*WHAT YOU NEED TO DO:*
Below is a listing. Gather each line of it that contains "enjoy".

[Dataset records]
══════════

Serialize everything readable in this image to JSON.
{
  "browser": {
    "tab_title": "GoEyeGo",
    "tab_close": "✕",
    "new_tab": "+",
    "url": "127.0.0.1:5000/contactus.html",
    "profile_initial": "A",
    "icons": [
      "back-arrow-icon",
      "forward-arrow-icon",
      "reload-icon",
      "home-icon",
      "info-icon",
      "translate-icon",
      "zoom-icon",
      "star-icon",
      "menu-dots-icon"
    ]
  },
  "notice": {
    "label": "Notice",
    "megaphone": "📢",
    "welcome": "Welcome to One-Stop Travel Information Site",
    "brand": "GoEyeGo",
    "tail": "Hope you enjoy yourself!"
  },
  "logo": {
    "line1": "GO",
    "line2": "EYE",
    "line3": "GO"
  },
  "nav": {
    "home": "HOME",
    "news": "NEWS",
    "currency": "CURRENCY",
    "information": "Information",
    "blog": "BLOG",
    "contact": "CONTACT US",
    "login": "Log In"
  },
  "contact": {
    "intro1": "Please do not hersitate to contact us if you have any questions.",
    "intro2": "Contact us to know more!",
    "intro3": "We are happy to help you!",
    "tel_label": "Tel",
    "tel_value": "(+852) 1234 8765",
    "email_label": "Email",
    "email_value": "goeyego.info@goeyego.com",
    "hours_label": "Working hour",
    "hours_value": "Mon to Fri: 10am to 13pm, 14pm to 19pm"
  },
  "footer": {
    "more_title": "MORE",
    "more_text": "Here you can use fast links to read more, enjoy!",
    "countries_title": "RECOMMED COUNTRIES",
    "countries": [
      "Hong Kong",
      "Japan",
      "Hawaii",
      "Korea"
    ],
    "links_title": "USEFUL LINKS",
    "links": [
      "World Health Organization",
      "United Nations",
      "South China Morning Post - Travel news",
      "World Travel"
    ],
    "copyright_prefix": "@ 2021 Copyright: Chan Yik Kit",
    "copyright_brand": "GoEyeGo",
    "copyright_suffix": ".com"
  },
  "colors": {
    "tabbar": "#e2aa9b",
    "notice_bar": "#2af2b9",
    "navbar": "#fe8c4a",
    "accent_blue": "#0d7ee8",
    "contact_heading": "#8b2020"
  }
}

══════════

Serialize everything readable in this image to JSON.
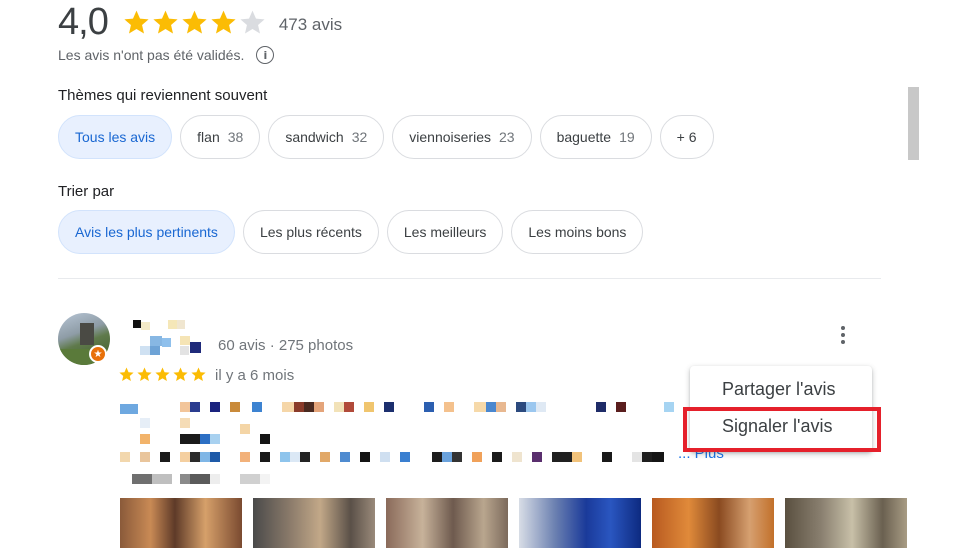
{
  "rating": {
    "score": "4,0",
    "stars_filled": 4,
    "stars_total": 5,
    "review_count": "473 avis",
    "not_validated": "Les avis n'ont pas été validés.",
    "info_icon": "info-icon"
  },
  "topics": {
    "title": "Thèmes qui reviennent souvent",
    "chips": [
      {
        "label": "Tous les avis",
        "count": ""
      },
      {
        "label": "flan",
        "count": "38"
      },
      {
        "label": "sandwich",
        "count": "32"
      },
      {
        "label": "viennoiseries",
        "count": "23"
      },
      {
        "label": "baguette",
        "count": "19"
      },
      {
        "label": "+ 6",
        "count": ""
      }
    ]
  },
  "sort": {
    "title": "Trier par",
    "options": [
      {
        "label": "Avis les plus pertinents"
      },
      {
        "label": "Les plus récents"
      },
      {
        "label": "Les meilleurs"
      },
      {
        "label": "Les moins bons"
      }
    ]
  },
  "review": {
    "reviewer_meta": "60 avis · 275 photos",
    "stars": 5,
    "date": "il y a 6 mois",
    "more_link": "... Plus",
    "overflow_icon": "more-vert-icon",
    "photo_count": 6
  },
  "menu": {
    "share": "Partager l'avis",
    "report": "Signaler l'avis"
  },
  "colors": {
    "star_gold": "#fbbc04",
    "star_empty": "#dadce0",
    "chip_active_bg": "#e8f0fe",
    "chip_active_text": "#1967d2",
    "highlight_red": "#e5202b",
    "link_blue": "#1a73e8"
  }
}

══════════

*WRITTEN ANSWER:*
    "tail": "Hope you enjoy yourself!"
    "more_text": "Here you can use fast links to read more, enjoy!",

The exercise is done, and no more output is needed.